* Start The input *

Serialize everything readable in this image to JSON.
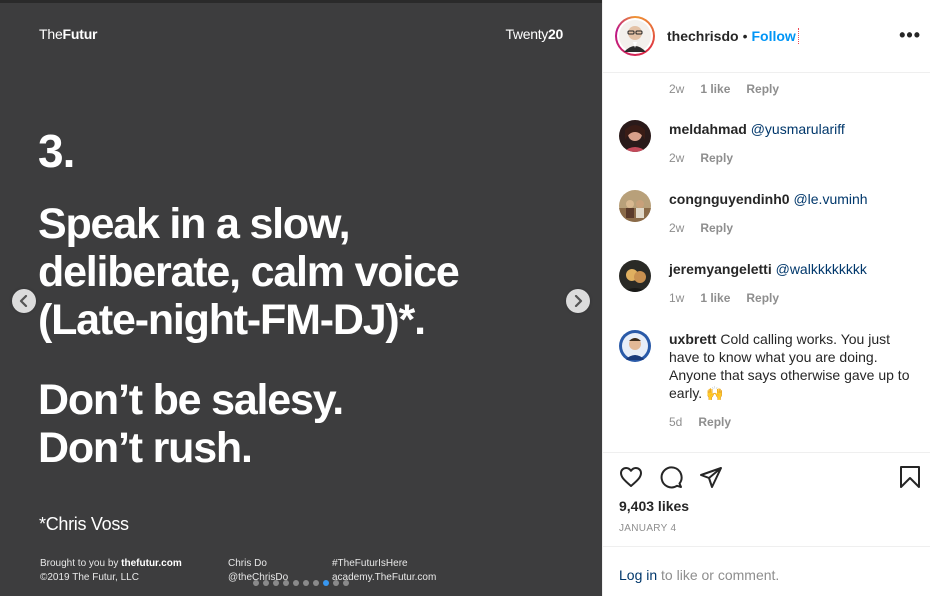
{
  "slide": {
    "brand_prefix": "The",
    "brand_bold": "Futur",
    "brand_right_prefix": "Twenty",
    "brand_right_bold": "20",
    "number": "3.",
    "main_lines": [
      "Speak in a slow,",
      "deliberate, calm voice",
      "(Late-night-FM-DJ)*."
    ],
    "sub_lines": [
      "Don’t be salesy.",
      "Don’t rush."
    ],
    "footnote": "*Chris Voss",
    "footer": {
      "col1_prefix": "Brought to you by ",
      "col1_bold": "thefutur.com",
      "col1_line2": "©2019 The Futur, LLC",
      "col2_line1": "Chris Do",
      "col2_line2": "@theChrisDo",
      "col3_line1": "#TheFuturIsHere",
      "col3_line2": "academy.TheFutur.com"
    },
    "dots_total": 10,
    "dots_active_index": 7,
    "prev_icon": "chevron-left-icon",
    "next_icon": "chevron-right-icon"
  },
  "header": {
    "username": "thechrisdo",
    "separator": "•",
    "follow_label": "Follow",
    "more_label": "•••"
  },
  "first_meta": {
    "time": "2w",
    "likes": "1 like",
    "reply": "Reply"
  },
  "comments": [
    {
      "user": "meldahmad",
      "text": "",
      "mention": "@yusmarulariff",
      "time": "2w",
      "likes": "",
      "reply": "Reply",
      "avatar_color": "#4a2a2a"
    },
    {
      "user": "congnguyendinh0",
      "text": "",
      "mention": "@le.vuminh",
      "time": "2w",
      "likes": "",
      "reply": "Reply",
      "avatar_color": "#9b8060"
    },
    {
      "user": "jeremyangeletti",
      "text": "",
      "mention": "@walkkkkkkkk",
      "time": "1w",
      "likes": "1 like",
      "reply": "Reply",
      "avatar_color": "#3a3a38"
    },
    {
      "user": "uxbrett",
      "text": "Cold calling works. You just have to know what you are doing. Anyone that says otherwise gave up to early. 🙌",
      "mention": "",
      "time": "5d",
      "likes": "",
      "reply": "Reply",
      "avatar_color": "#2a5aa8"
    }
  ],
  "actions": {
    "likes": "9,403 likes",
    "date": "JANUARY 4"
  },
  "login": {
    "link": "Log in",
    "rest": " to like or comment."
  },
  "colors": {
    "slide_bg": "#3d3d3e",
    "link_blue": "#0095f6",
    "mention_blue": "#00376b",
    "meta_gray": "#8e8e8e"
  }
}
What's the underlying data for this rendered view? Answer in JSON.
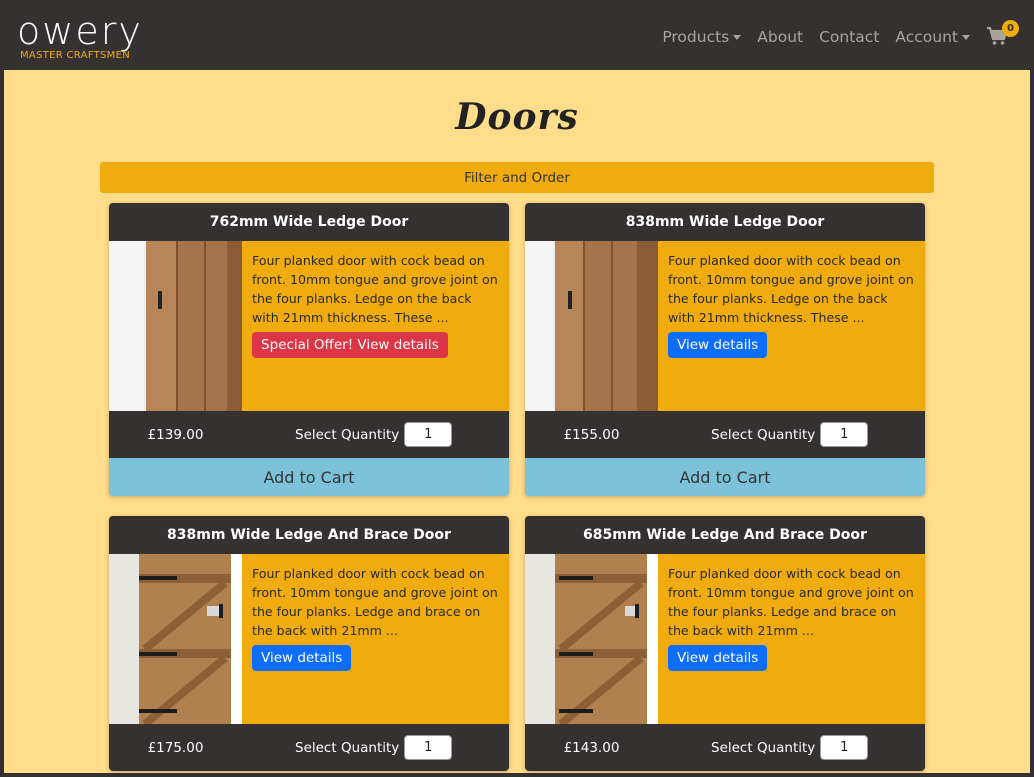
{
  "brand": {
    "name": "owery",
    "tagline": "MASTER CRAFTSMEN"
  },
  "nav": {
    "products": "Products",
    "about": "About",
    "contact": "Contact",
    "account": "Account",
    "cart_count": "0"
  },
  "page": {
    "title": "Doors",
    "filter_label": "Filter and Order"
  },
  "colors": {
    "navbar": "#353131",
    "accent": "#f0ac0f",
    "background": "#ffdd8a",
    "cart_button": "#7cc3d9",
    "offer": "#dc3545",
    "details": "#0d6efd"
  },
  "products": [
    {
      "title": "762mm Wide Ledge Door",
      "description": "Four planked door with cock bead on front. 10mm tongue and grove joint on the four planks. Ledge on the back with 21mm thickness. These ...",
      "button": "Special Offer! View details",
      "price": "£139.00",
      "qty_label": "Select Quantity",
      "qty": "1",
      "add_to_cart": "Add to Cart"
    },
    {
      "title": "838mm Wide Ledge Door",
      "description": "Four planked door with cock bead on front. 10mm tongue and grove joint on the four planks. Ledge on the back with 21mm thickness. These ...",
      "button": "View details",
      "price": "£155.00",
      "qty_label": "Select Quantity",
      "qty": "1",
      "add_to_cart": "Add to Cart"
    },
    {
      "title": "838mm Wide Ledge And Brace Door",
      "description": "Four planked door with cock bead on front. 10mm tongue and grove joint on the four planks. Ledge and brace on the back with 21mm ...",
      "button": "View details",
      "price": "£175.00",
      "qty_label": "Select Quantity",
      "qty": "1"
    },
    {
      "title": "685mm Wide Ledge And Brace Door",
      "description": "Four planked door with cock bead on front. 10mm tongue and grove joint on the four planks. Ledge and brace on the back with 21mm ...",
      "button": "View details",
      "price": "£143.00",
      "qty_label": "Select Quantity",
      "qty": "1"
    }
  ]
}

* End The input *

### Given problem
Exactly how many lines in the data above contain the word "time"? Respond with the number and nothing more.

### Result for this task
5